Dataset records on visual material
◇ ◇ ◇ ◇
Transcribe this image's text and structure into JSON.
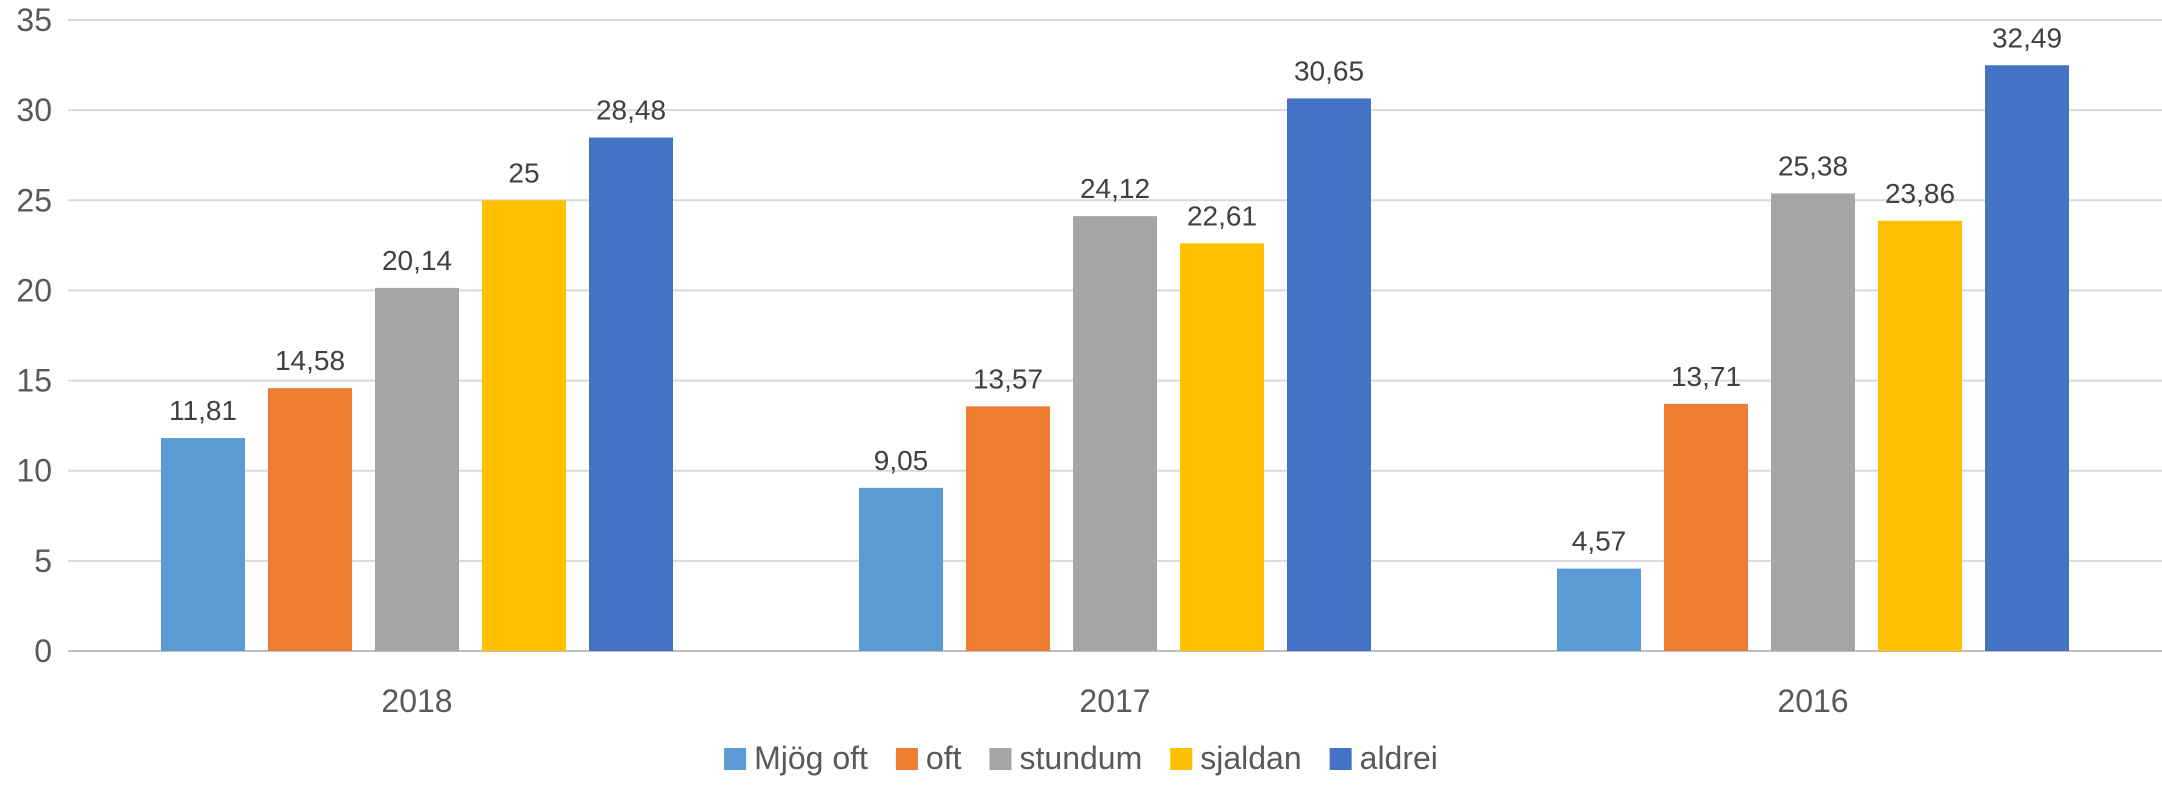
{
  "chart_data": {
    "type": "bar",
    "categories": [
      "2018",
      "2017",
      "2016"
    ],
    "series": [
      {
        "name": "Mjög oft",
        "color": "#5B9BD5",
        "values": [
          11.81,
          9.05,
          4.57
        ],
        "labels": [
          "11,81",
          "9,05",
          "4,57"
        ]
      },
      {
        "name": "oft",
        "color": "#ED7D31",
        "values": [
          14.58,
          13.57,
          13.71
        ],
        "labels": [
          "14,58",
          "13,57",
          "13,71"
        ]
      },
      {
        "name": "stundum",
        "color": "#A5A5A5",
        "values": [
          20.14,
          24.12,
          25.38
        ],
        "labels": [
          "20,14",
          "24,12",
          "25,38"
        ]
      },
      {
        "name": "sjaldan",
        "color": "#FFC000",
        "values": [
          25,
          22.61,
          23.86
        ],
        "labels": [
          "25",
          "22,61",
          "23,86"
        ]
      },
      {
        "name": "aldrei",
        "color": "#4472C4",
        "values": [
          28.48,
          30.65,
          32.49
        ],
        "labels": [
          "28,48",
          "30,65",
          "32,49"
        ]
      }
    ],
    "ylim": [
      0,
      35
    ],
    "yticks": [
      0,
      5,
      10,
      15,
      20,
      25,
      30,
      35
    ],
    "grid": true,
    "legend": "bottom"
  }
}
◇ ◇ ◇ ◇
STATED EXERCISE ->
In your copy, leave out the pictures and reproduce the material above exactly.

EXPECTED OUTPUT ->
Transcribe this image's text and structure into JSON.
{
  "chart_data": {
    "type": "bar",
    "categories": [
      "2018",
      "2017",
      "2016"
    ],
    "series": [
      {
        "name": "Mjög oft",
        "color": "#5B9BD5",
        "values": [
          11.81,
          9.05,
          4.57
        ],
        "labels": [
          "11,81",
          "9,05",
          "4,57"
        ]
      },
      {
        "name": "oft",
        "color": "#ED7D31",
        "values": [
          14.58,
          13.57,
          13.71
        ],
        "labels": [
          "14,58",
          "13,57",
          "13,71"
        ]
      },
      {
        "name": "stundum",
        "color": "#A5A5A5",
        "values": [
          20.14,
          24.12,
          25.38
        ],
        "labels": [
          "20,14",
          "24,12",
          "25,38"
        ]
      },
      {
        "name": "sjaldan",
        "color": "#FFC000",
        "values": [
          25,
          22.61,
          23.86
        ],
        "labels": [
          "25",
          "22,61",
          "23,86"
        ]
      },
      {
        "name": "aldrei",
        "color": "#4472C4",
        "values": [
          28.48,
          30.65,
          32.49
        ],
        "labels": [
          "28,48",
          "30,65",
          "32,49"
        ]
      }
    ],
    "ylim": [
      0,
      35
    ],
    "yticks": [
      0,
      5,
      10,
      15,
      20,
      25,
      30,
      35
    ],
    "grid": true,
    "legend": "bottom"
  }
}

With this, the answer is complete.